◆ **DESCRIPTION OF THE TASK**: Count, in the entries below, the lines in which "безкровныа" occurs. Give the number, nothing more.
BEGIN
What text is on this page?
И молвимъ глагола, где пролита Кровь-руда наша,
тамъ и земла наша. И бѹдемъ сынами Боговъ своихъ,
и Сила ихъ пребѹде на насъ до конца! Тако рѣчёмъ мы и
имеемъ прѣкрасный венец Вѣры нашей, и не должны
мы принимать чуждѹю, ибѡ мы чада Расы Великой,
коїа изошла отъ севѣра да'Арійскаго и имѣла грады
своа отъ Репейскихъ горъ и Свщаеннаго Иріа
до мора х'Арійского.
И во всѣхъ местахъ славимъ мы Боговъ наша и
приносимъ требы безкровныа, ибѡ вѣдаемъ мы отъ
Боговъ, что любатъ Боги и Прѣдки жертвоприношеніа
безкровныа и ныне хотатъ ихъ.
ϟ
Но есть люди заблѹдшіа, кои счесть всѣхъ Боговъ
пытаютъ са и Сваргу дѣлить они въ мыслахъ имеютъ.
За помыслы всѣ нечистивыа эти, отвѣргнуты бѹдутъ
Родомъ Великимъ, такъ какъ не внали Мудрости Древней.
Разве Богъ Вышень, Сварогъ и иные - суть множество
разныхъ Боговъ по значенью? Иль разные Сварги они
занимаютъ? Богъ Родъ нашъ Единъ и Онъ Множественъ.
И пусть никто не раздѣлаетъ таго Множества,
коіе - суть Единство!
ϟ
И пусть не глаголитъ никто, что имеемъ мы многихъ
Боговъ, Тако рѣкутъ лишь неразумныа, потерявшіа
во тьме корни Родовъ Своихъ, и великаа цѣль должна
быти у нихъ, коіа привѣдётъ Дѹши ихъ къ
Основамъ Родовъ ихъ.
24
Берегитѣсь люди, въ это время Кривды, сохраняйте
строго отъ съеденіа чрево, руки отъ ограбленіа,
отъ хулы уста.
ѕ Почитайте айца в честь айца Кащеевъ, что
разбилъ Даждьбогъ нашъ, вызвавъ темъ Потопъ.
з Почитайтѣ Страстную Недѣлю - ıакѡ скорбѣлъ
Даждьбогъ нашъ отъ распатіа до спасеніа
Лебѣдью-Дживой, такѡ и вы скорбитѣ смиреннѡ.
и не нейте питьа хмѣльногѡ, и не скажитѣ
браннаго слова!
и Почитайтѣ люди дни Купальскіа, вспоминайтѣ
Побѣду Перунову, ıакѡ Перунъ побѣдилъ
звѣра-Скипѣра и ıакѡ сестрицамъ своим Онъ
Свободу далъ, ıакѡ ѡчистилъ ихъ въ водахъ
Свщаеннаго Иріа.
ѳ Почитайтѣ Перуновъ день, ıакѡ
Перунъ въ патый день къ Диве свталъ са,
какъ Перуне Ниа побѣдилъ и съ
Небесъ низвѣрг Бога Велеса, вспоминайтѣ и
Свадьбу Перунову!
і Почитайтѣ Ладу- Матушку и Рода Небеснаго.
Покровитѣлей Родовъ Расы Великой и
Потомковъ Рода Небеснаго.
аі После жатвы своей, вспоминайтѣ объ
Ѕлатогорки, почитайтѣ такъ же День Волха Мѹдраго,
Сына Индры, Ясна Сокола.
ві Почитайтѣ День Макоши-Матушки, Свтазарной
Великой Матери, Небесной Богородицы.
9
END
◆ **CORRECT RESULT**: 2